──────── STORED ROWS ────────

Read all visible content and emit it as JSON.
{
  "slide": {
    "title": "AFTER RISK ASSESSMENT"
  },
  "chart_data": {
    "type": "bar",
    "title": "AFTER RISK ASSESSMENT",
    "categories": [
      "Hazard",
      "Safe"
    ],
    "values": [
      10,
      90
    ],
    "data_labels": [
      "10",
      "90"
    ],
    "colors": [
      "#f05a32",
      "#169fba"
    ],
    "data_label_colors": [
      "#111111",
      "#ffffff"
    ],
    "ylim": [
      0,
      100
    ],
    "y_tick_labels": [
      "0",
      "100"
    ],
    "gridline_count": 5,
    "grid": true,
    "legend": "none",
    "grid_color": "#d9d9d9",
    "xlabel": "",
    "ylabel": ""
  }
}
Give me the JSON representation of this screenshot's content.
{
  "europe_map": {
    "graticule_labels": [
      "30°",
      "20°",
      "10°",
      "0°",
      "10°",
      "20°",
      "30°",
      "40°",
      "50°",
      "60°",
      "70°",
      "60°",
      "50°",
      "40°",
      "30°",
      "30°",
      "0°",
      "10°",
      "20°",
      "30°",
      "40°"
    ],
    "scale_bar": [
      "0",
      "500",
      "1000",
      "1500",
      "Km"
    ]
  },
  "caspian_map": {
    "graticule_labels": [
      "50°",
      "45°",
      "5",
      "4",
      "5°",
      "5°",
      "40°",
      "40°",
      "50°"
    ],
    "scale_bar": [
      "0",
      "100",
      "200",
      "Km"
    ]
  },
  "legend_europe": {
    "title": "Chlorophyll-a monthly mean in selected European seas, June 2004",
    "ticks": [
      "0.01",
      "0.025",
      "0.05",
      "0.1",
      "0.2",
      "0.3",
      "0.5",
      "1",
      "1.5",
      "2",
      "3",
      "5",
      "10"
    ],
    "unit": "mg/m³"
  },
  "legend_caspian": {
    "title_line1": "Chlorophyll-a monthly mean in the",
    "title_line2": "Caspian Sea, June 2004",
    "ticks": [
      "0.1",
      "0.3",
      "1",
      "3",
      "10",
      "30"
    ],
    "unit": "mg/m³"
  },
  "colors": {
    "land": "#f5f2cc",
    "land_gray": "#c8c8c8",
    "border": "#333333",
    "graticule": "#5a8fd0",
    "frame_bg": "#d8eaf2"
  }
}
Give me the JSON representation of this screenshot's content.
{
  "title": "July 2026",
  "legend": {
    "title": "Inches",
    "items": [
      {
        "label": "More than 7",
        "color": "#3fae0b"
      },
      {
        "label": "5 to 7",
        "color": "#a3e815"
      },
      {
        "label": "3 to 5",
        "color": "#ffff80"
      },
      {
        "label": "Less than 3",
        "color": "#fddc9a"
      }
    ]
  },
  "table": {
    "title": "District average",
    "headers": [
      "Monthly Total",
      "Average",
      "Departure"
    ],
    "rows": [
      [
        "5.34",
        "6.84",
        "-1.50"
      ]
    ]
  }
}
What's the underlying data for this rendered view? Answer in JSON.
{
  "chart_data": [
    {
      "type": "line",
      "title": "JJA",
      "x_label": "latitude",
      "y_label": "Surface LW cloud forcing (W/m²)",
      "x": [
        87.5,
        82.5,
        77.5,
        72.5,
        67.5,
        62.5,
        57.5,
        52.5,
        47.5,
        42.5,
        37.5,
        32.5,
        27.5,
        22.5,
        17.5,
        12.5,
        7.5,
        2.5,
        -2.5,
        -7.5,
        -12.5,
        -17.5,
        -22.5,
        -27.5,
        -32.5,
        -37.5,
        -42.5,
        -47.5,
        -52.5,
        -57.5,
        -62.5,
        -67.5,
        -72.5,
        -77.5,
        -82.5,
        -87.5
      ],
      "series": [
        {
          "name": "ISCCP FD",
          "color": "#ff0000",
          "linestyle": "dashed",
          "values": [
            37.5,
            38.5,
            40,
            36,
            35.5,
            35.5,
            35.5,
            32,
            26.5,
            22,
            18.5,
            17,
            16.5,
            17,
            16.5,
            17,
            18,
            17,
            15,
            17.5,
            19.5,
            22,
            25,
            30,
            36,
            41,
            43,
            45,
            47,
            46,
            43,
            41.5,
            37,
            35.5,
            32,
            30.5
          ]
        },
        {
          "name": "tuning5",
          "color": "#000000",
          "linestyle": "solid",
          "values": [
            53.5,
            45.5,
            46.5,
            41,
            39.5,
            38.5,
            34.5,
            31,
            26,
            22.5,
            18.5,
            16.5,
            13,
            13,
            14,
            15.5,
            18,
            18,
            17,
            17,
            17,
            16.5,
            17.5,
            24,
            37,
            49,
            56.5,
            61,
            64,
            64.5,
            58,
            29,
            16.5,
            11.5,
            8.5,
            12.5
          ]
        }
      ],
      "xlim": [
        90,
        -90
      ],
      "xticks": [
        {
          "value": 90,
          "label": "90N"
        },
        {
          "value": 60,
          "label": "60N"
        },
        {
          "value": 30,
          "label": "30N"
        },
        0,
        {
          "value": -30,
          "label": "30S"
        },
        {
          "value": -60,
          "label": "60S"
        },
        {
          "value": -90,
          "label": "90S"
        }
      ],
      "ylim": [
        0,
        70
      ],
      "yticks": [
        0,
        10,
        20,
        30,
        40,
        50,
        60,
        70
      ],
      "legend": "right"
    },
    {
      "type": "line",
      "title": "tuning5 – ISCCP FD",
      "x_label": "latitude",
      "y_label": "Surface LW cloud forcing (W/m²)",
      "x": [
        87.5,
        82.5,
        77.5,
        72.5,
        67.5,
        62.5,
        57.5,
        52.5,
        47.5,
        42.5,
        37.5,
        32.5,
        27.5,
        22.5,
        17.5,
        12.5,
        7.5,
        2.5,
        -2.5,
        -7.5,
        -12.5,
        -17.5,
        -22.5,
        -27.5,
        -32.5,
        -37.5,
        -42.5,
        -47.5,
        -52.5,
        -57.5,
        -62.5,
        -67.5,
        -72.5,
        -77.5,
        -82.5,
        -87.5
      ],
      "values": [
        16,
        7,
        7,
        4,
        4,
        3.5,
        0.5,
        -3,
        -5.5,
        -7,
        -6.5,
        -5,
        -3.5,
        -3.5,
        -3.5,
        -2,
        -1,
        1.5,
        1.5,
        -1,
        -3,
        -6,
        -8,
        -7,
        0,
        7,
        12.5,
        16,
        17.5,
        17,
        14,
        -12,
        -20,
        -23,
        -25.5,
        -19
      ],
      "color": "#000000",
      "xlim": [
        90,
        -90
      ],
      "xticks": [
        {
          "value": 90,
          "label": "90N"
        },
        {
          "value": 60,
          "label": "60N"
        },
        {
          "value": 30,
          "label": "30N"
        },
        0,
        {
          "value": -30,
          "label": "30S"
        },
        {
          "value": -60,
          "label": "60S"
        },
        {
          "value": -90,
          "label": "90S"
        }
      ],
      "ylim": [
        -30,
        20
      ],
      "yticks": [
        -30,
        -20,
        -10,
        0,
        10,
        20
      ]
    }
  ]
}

────────

### WHAT YOU ARE ASKED TO DO
Can you give every line above again, exactly as written?

### EXERCISE ANSWER
Read all visible content and emit it as JSON.
{
  "slide": {
    "title": "AFTER RISK ASSESSMENT"
  },
  "chart_data": {
    "type": "bar",
    "title": "AFTER RISK ASSESSMENT",
    "categories": [
      "Hazard",
      "Safe"
    ],
    "values": [
      10,
      90
    ],
    "data_labels": [
      "10",
      "90"
    ],
    "colors": [
      "#f05a32",
      "#169fba"
    ],
    "data_label_colors": [
      "#111111",
      "#ffffff"
    ],
    "ylim": [
      0,
      100
    ],
    "y_tick_labels": [
      "0",
      "100"
    ],
    "gridline_count": 5,
    "grid": true,
    "legend": "none",
    "grid_color": "#d9d9d9",
    "xlabel": "",
    "ylabel": ""
  }
}
Give me the JSON representation of this screenshot's content.
{
  "europe_map": {
    "graticule_labels": [
      "30°",
      "20°",
      "10°",
      "0°",
      "10°",
      "20°",
      "30°",
      "40°",
      "50°",
      "60°",
      "70°",
      "60°",
      "50°",
      "40°",
      "30°",
      "30°",
      "0°",
      "10°",
      "20°",
      "30°",
      "40°"
    ],
    "scale_bar": [
      "0",
      "500",
      "1000",
      "1500",
      "Km"
    ]
  },
  "caspian_map": {
    "graticule_labels": [
      "50°",
      "45°",
      "5",
      "4",
      "5°",
      "5°",
      "40°",
      "40°",
      "50°"
    ],
    "scale_bar": [
      "0",
      "100",
      "200",
      "Km"
    ]
  },
  "legend_europe": {
    "title": "Chlorophyll-a monthly mean in selected European seas, June 2004",
    "ticks": [
      "0.01",
      "0.025",
      "0.05",
      "0.1",
      "0.2",
      "0.3",
      "0.5",
      "1",
      "1.5",
      "2",
      "3",
      "5",
      "10"
    ],
    "unit": "mg/m³"
  },
  "legend_caspian": {
    "title_line1": "Chlorophyll-a monthly mean in the",
    "title_line2": "Caspian Sea, June 2004",
    "ticks": [
      "0.1",
      "0.3",
      "1",
      "3",
      "10",
      "30"
    ],
    "unit": "mg/m³"
  },
  "colors": {
    "land": "#f5f2cc",
    "land_gray": "#c8c8c8",
    "border": "#333333",
    "graticule": "#5a8fd0",
    "frame_bg": "#d8eaf2"
  }
}
Give me the JSON representation of this screenshot's content.
{
  "title": "July 2026",
  "legend": {
    "title": "Inches",
    "items": [
      {
        "label": "More than 7",
        "color": "#3fae0b"
      },
      {
        "label": "5 to 7",
        "color": "#a3e815"
      },
      {
        "label": "3 to 5",
        "color": "#ffff80"
      },
      {
        "label": "Less than 3",
        "color": "#fddc9a"
      }
    ]
  },
  "table": {
    "title": "District average",
    "headers": [
      "Monthly Total",
      "Average",
      "Departure"
    ],
    "rows": [
      [
        "5.34",
        "6.84",
        "-1.50"
      ]
    ]
  }
}
What's the underlying data for this rendered view? Answer in JSON.
{
  "chart_data": [
    {
      "type": "line",
      "title": "JJA",
      "x_label": "latitude",
      "y_label": "Surface LW cloud forcing (W/m²)",
      "x": [
        87.5,
        82.5,
        77.5,
        72.5,
        67.5,
        62.5,
        57.5,
        52.5,
        47.5,
        42.5,
        37.5,
        32.5,
        27.5,
        22.5,
        17.5,
        12.5,
        7.5,
        2.5,
        -2.5,
        -7.5,
        -12.5,
        -17.5,
        -22.5,
        -27.5,
        -32.5,
        -37.5,
        -42.5,
        -47.5,
        -52.5,
        -57.5,
        -62.5,
        -67.5,
        -72.5,
        -77.5,
        -82.5,
        -87.5
      ],
      "series": [
        {
          "name": "ISCCP FD",
          "color": "#ff0000",
          "linestyle": "dashed",
          "values": [
            37.5,
            38.5,
            40,
            36,
            35.5,
            35.5,
            35.5,
            32,
            26.5,
            22,
            18.5,
            17,
            16.5,
            17,
            16.5,
            17,
            18,
            17,
            15,
            17.5,
            19.5,
            22,
            25,
            30,
            36,
            41,
            43,
            45,
            47,
            46,
            43,
            41.5,
            37,
            35.5,
            32,
            30.5
          ]
        },
        {
          "name": "tuning5",
          "color": "#000000",
          "linestyle": "solid",
          "values": [
            53.5,
            45.5,
            46.5,
            41,
            39.5,
            38.5,
            34.5,
            31,
            26,
            22.5,
            18.5,
            16.5,
            13,
            13,
            14,
            15.5,
            18,
            18,
            17,
            17,
            17,
            16.5,
            17.5,
            24,
            37,
            49,
            56.5,
            61,
            64,
            64.5,
            58,
            29,
            16.5,
            11.5,
            8.5,
            12.5
          ]
        }
      ],
      "xlim": [
        90,
        -90
      ],
      "xticks": [
        {
          "value": 90,
          "label": "90N"
        },
        {
          "value": 60,
          "label": "60N"
        },
        {
          "value": 30,
          "label": "30N"
        },
        0,
        {
          "value": -30,
          "label": "30S"
        },
        {
          "value": -60,
          "label": "60S"
        },
        {
          "value": -90,
          "label": "90S"
        }
      ],
      "ylim": [
        0,
        70
      ],
      "yticks": [
        0,
        10,
        20,
        30,
        40,
        50,
        60,
        70
      ],
      "legend": "right"
    },
    {
      "type": "line",
      "title": "tuning5 – ISCCP FD",
      "x_label": "latitude",
      "y_label": "Surface LW cloud forcing (W/m²)",
      "x": [
        87.5,
        82.5,
        77.5,
        72.5,
        67.5,
        62.5,
        57.5,
        52.5,
        47.5,
        42.5,
        37.5,
        32.5,
        27.5,
        22.5,
        17.5,
        12.5,
        7.5,
        2.5,
        -2.5,
        -7.5,
        -12.5,
        -17.5,
        -22.5,
        -27.5,
        -32.5,
        -37.5,
        -42.5,
        -47.5,
        -52.5,
        -57.5,
        -62.5,
        -67.5,
        -72.5,
        -77.5,
        -82.5,
        -87.5
      ],
      "values": [
        16,
        7,
        7,
        4,
        4,
        3.5,
        0.5,
        -3,
        -5.5,
        -7,
        -6.5,
        -5,
        -3.5,
        -3.5,
        -3.5,
        -2,
        -1,
        1.5,
        1.5,
        -1,
        -3,
        -6,
        -8,
        -7,
        0,
        7,
        12.5,
        16,
        17.5,
        17,
        14,
        -12,
        -20,
        -23,
        -25.5,
        -19
      ],
      "color": "#000000",
      "xlim": [
        90,
        -90
      ],
      "xticks": [
        {
          "value": 90,
          "label": "90N"
        },
        {
          "value": 60,
          "label": "60N"
        },
        {
          "value": 30,
          "label": "30N"
        },
        0,
        {
          "value": -30,
          "label": "30S"
        },
        {
          "value": -60,
          "label": "60S"
        },
        {
          "value": -90,
          "label": "90S"
        }
      ],
      "ylim": [
        -30,
        20
      ],
      "yticks": [
        -30,
        -20,
        -10,
        0,
        10,
        20
      ]
    }
  ]
}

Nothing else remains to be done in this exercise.